- **GIVEN TASK**:
List every line in this data where the string "median" occurs.
● ● ● ● ●
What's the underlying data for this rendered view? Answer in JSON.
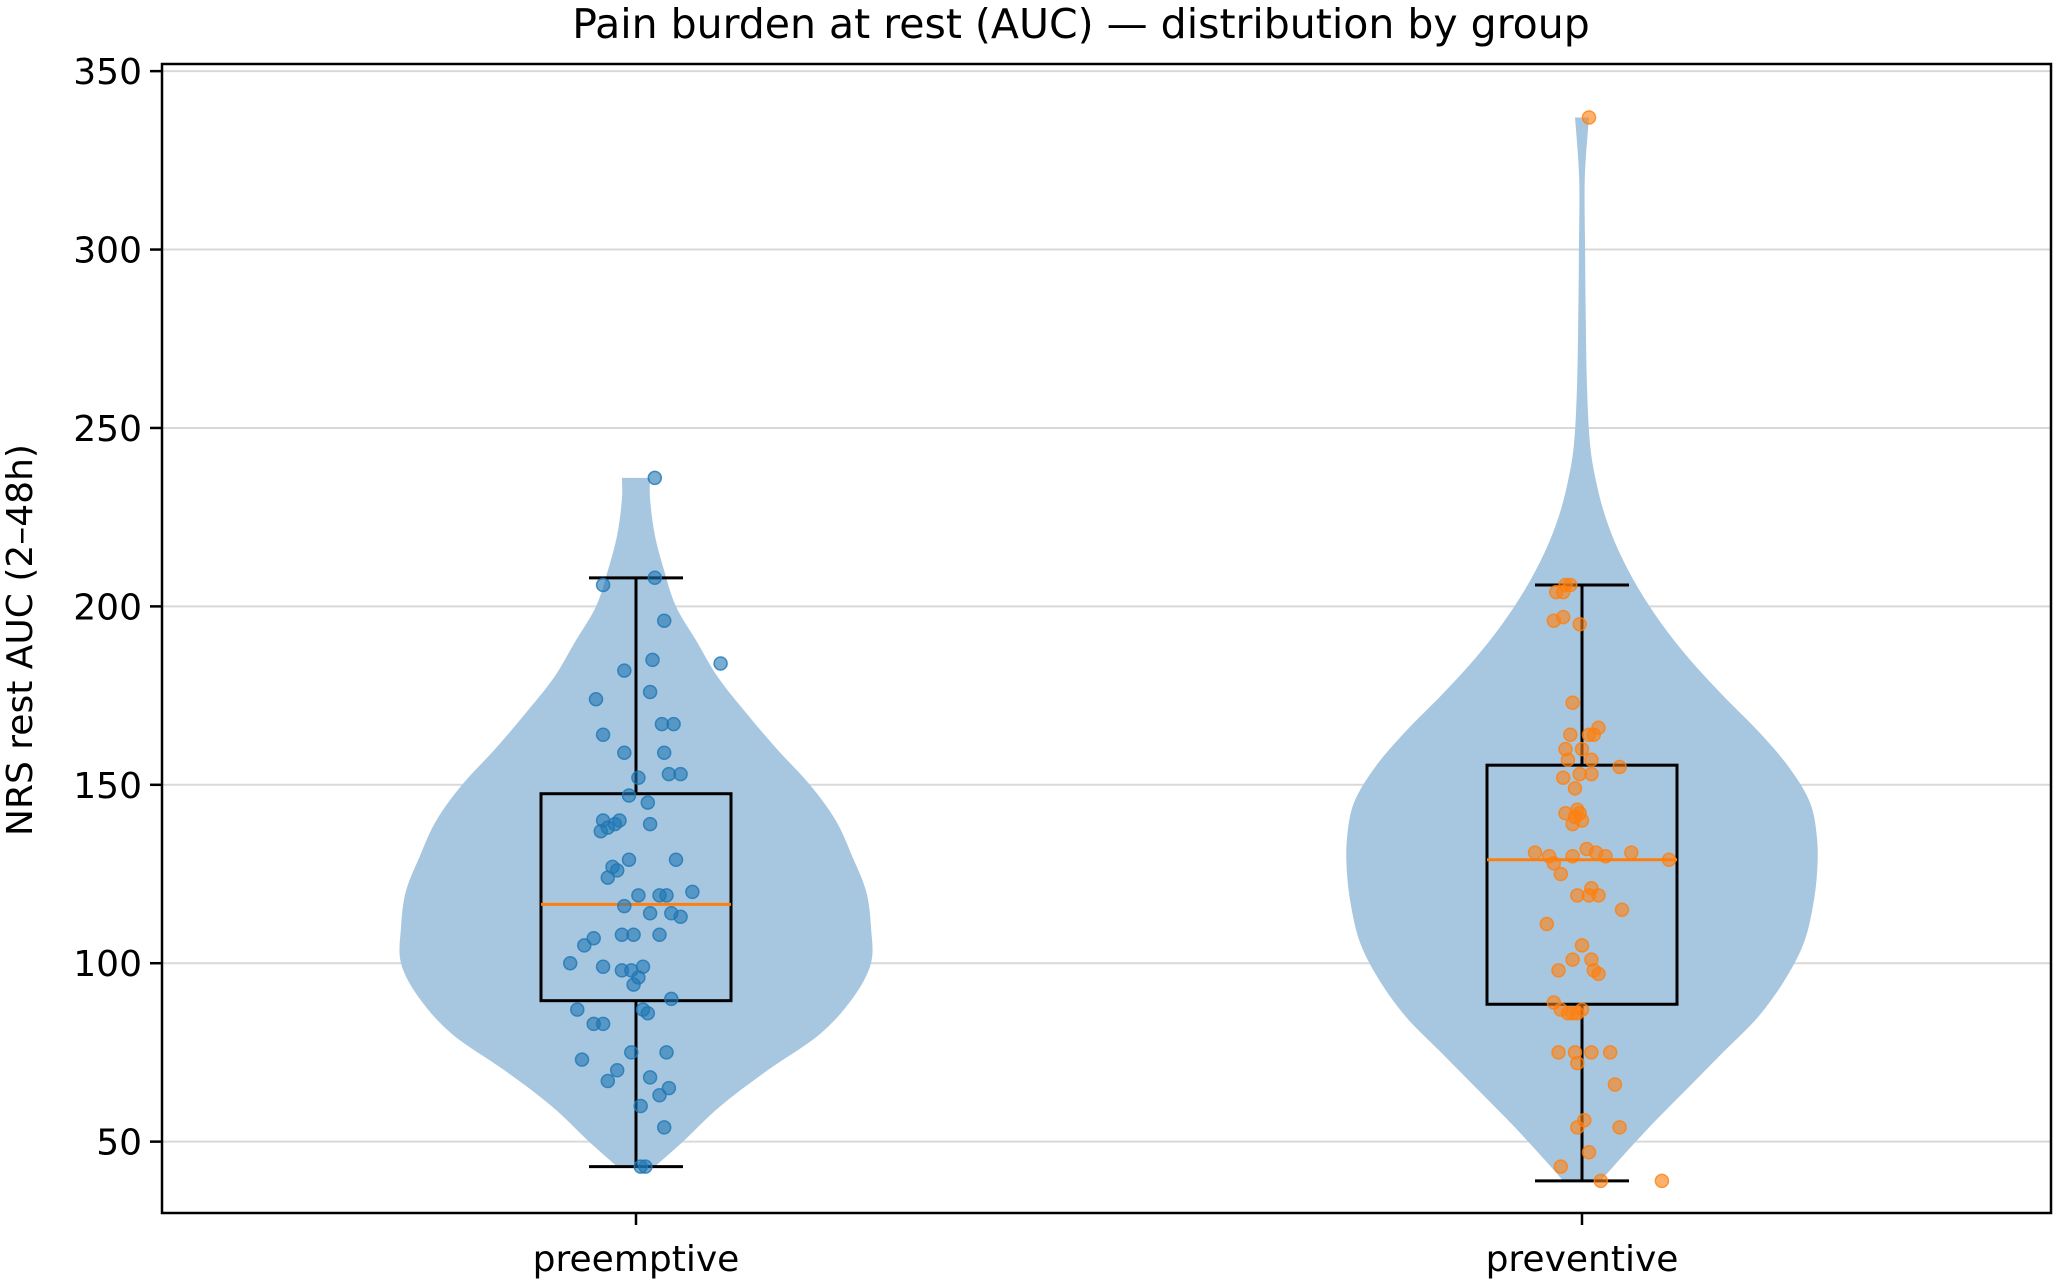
{
  "chart_data": {
    "type": "violin",
    "title": "Pain burden at rest (AUC) — distribution by group",
    "xlabel": "",
    "ylabel": "NRS rest AUC (2–48h)",
    "categories": [
      "preemptive",
      "preventive"
    ],
    "ylim": [
      30,
      352
    ],
    "yticks": [
      50,
      100,
      150,
      200,
      250,
      300,
      350
    ],
    "grid": "horizontal",
    "colors": {
      "violin": "#a7c7e0",
      "preemptive": "#1f77b4",
      "preventive": "#ff7f0e",
      "median": "#ff7f0e",
      "box": "#000000"
    },
    "groups": [
      {
        "name": "preemptive",
        "box": {
          "q1": 89.5,
          "median": 116.5,
          "q3": 147.5,
          "whisker_low": 43,
          "whisker_high": 208
        },
        "violin_range": [
          43,
          236
        ],
        "density": [
          [
            43,
            0.08
          ],
          [
            50,
            0.2
          ],
          [
            60,
            0.36
          ],
          [
            70,
            0.56
          ],
          [
            80,
            0.78
          ],
          [
            90,
            0.92
          ],
          [
            100,
            1.0
          ],
          [
            110,
            1.0
          ],
          [
            120,
            0.98
          ],
          [
            130,
            0.92
          ],
          [
            140,
            0.85
          ],
          [
            150,
            0.74
          ],
          [
            160,
            0.6
          ],
          [
            170,
            0.47
          ],
          [
            180,
            0.35
          ],
          [
            190,
            0.26
          ],
          [
            200,
            0.17
          ],
          [
            210,
            0.12
          ],
          [
            220,
            0.08
          ],
          [
            230,
            0.06
          ],
          [
            236,
            0.06
          ]
        ],
        "points": [
          {
            "x": 0.08,
            "y": 236
          },
          {
            "x": -0.14,
            "y": 206
          },
          {
            "x": 0.08,
            "y": 208
          },
          {
            "x": 0.12,
            "y": 196
          },
          {
            "x": 0.36,
            "y": 184
          },
          {
            "x": -0.05,
            "y": 182
          },
          {
            "x": 0.07,
            "y": 185
          },
          {
            "x": -0.17,
            "y": 174
          },
          {
            "x": 0.06,
            "y": 176
          },
          {
            "x": -0.14,
            "y": 164
          },
          {
            "x": 0.11,
            "y": 167
          },
          {
            "x": 0.16,
            "y": 167
          },
          {
            "x": -0.05,
            "y": 159
          },
          {
            "x": 0.12,
            "y": 159
          },
          {
            "x": 0.01,
            "y": 152
          },
          {
            "x": 0.14,
            "y": 153
          },
          {
            "x": 0.19,
            "y": 153
          },
          {
            "x": 0.05,
            "y": 145
          },
          {
            "x": -0.03,
            "y": 147
          },
          {
            "x": -0.14,
            "y": 140
          },
          {
            "x": -0.07,
            "y": 140
          },
          {
            "x": -0.09,
            "y": 139
          },
          {
            "x": -0.12,
            "y": 138
          },
          {
            "x": -0.15,
            "y": 137
          },
          {
            "x": 0.06,
            "y": 139
          },
          {
            "x": -0.03,
            "y": 129
          },
          {
            "x": 0.17,
            "y": 129
          },
          {
            "x": -0.1,
            "y": 127
          },
          {
            "x": -0.08,
            "y": 126
          },
          {
            "x": -0.12,
            "y": 124
          },
          {
            "x": 0.01,
            "y": 119
          },
          {
            "x": 0.1,
            "y": 119
          },
          {
            "x": 0.13,
            "y": 119
          },
          {
            "x": 0.24,
            "y": 120
          },
          {
            "x": -0.05,
            "y": 116
          },
          {
            "x": 0.06,
            "y": 114
          },
          {
            "x": 0.15,
            "y": 114
          },
          {
            "x": 0.19,
            "y": 113
          },
          {
            "x": -0.06,
            "y": 108
          },
          {
            "x": -0.01,
            "y": 108
          },
          {
            "x": 0.1,
            "y": 108
          },
          {
            "x": -0.22,
            "y": 105
          },
          {
            "x": -0.18,
            "y": 107
          },
          {
            "x": -0.28,
            "y": 100
          },
          {
            "x": -0.14,
            "y": 99
          },
          {
            "x": -0.06,
            "y": 98
          },
          {
            "x": -0.02,
            "y": 98
          },
          {
            "x": 0.03,
            "y": 99
          },
          {
            "x": -0.01,
            "y": 94
          },
          {
            "x": 0.01,
            "y": 96
          },
          {
            "x": 0.15,
            "y": 90
          },
          {
            "x": 0.03,
            "y": 87
          },
          {
            "x": 0.05,
            "y": 86
          },
          {
            "x": -0.25,
            "y": 87
          },
          {
            "x": -0.18,
            "y": 83
          },
          {
            "x": -0.14,
            "y": 83
          },
          {
            "x": -0.02,
            "y": 75
          },
          {
            "x": 0.13,
            "y": 75
          },
          {
            "x": -0.23,
            "y": 73
          },
          {
            "x": -0.08,
            "y": 70
          },
          {
            "x": -0.12,
            "y": 67
          },
          {
            "x": 0.06,
            "y": 68
          },
          {
            "x": 0.1,
            "y": 63
          },
          {
            "x": 0.14,
            "y": 65
          },
          {
            "x": 0.02,
            "y": 60
          },
          {
            "x": 0.12,
            "y": 54
          },
          {
            "x": 0.02,
            "y": 43
          },
          {
            "x": 0.04,
            "y": 43
          }
        ]
      },
      {
        "name": "preventive",
        "box": {
          "q1": 88.5,
          "median": 129,
          "q3": 155.5,
          "whisker_low": 39,
          "whisker_high": 206
        },
        "violin_range": [
          39,
          337
        ],
        "density": [
          [
            39,
            0.08
          ],
          [
            45,
            0.16
          ],
          [
            55,
            0.3
          ],
          [
            65,
            0.45
          ],
          [
            75,
            0.6
          ],
          [
            85,
            0.75
          ],
          [
            95,
            0.86
          ],
          [
            105,
            0.94
          ],
          [
            115,
            0.98
          ],
          [
            125,
            1.0
          ],
          [
            135,
            1.0
          ],
          [
            145,
            0.97
          ],
          [
            155,
            0.88
          ],
          [
            165,
            0.75
          ],
          [
            175,
            0.6
          ],
          [
            185,
            0.46
          ],
          [
            195,
            0.34
          ],
          [
            205,
            0.24
          ],
          [
            215,
            0.16
          ],
          [
            225,
            0.1
          ],
          [
            235,
            0.06
          ],
          [
            245,
            0.035
          ],
          [
            260,
            0.022
          ],
          [
            280,
            0.016
          ],
          [
            300,
            0.013
          ],
          [
            320,
            0.012
          ],
          [
            337,
            0.03
          ]
        ],
        "points": [
          {
            "x": 0.03,
            "y": 337
          },
          {
            "x": -0.05,
            "y": 206
          },
          {
            "x": -0.11,
            "y": 204
          },
          {
            "x": -0.08,
            "y": 204
          },
          {
            "x": -0.07,
            "y": 206
          },
          {
            "x": -0.12,
            "y": 196
          },
          {
            "x": -0.08,
            "y": 197
          },
          {
            "x": -0.01,
            "y": 195
          },
          {
            "x": -0.04,
            "y": 173
          },
          {
            "x": 0.03,
            "y": 164
          },
          {
            "x": 0.05,
            "y": 164
          },
          {
            "x": 0.07,
            "y": 166
          },
          {
            "x": -0.05,
            "y": 164
          },
          {
            "x": -0.07,
            "y": 160
          },
          {
            "x": 0.0,
            "y": 160
          },
          {
            "x": 0.16,
            "y": 155
          },
          {
            "x": 0.04,
            "y": 157
          },
          {
            "x": -0.06,
            "y": 157
          },
          {
            "x": -0.01,
            "y": 153
          },
          {
            "x": 0.04,
            "y": 153
          },
          {
            "x": -0.08,
            "y": 152
          },
          {
            "x": -0.03,
            "y": 149
          },
          {
            "x": -0.02,
            "y": 143
          },
          {
            "x": -0.03,
            "y": 141
          },
          {
            "x": -0.01,
            "y": 142
          },
          {
            "x": 0.0,
            "y": 140
          },
          {
            "x": -0.07,
            "y": 142
          },
          {
            "x": -0.04,
            "y": 139
          },
          {
            "x": -0.2,
            "y": 131
          },
          {
            "x": -0.14,
            "y": 130
          },
          {
            "x": -0.04,
            "y": 130
          },
          {
            "x": 0.02,
            "y": 132
          },
          {
            "x": 0.06,
            "y": 131
          },
          {
            "x": 0.1,
            "y": 130
          },
          {
            "x": 0.21,
            "y": 131
          },
          {
            "x": 0.37,
            "y": 129
          },
          {
            "x": -0.12,
            "y": 128
          },
          {
            "x": -0.09,
            "y": 125
          },
          {
            "x": 0.04,
            "y": 121
          },
          {
            "x": 0.03,
            "y": 119
          },
          {
            "x": 0.07,
            "y": 119
          },
          {
            "x": -0.02,
            "y": 119
          },
          {
            "x": 0.17,
            "y": 115
          },
          {
            "x": -0.15,
            "y": 111
          },
          {
            "x": 0.0,
            "y": 105
          },
          {
            "x": -0.04,
            "y": 101
          },
          {
            "x": 0.04,
            "y": 101
          },
          {
            "x": 0.05,
            "y": 98
          },
          {
            "x": -0.1,
            "y": 98
          },
          {
            "x": 0.07,
            "y": 97
          },
          {
            "x": -0.12,
            "y": 89
          },
          {
            "x": -0.09,
            "y": 87
          },
          {
            "x": -0.06,
            "y": 86
          },
          {
            "x": -0.04,
            "y": 86
          },
          {
            "x": -0.02,
            "y": 86
          },
          {
            "x": 0.0,
            "y": 87
          },
          {
            "x": -0.1,
            "y": 75
          },
          {
            "x": -0.03,
            "y": 75
          },
          {
            "x": 0.04,
            "y": 75
          },
          {
            "x": 0.12,
            "y": 75
          },
          {
            "x": -0.02,
            "y": 72
          },
          {
            "x": 0.14,
            "y": 66
          },
          {
            "x": 0.01,
            "y": 56
          },
          {
            "x": 0.16,
            "y": 54
          },
          {
            "x": -0.02,
            "y": 54
          },
          {
            "x": -0.09,
            "y": 43
          },
          {
            "x": 0.03,
            "y": 47
          },
          {
            "x": 0.08,
            "y": 39
          },
          {
            "x": 0.34,
            "y": 39
          }
        ]
      }
    ]
  }
}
● ● ● ● ●
- **SOLUTION FOR THIS PROBLEM**:
      "median": "#ff7f0e",
          "median": 116.5,
          "median": 129,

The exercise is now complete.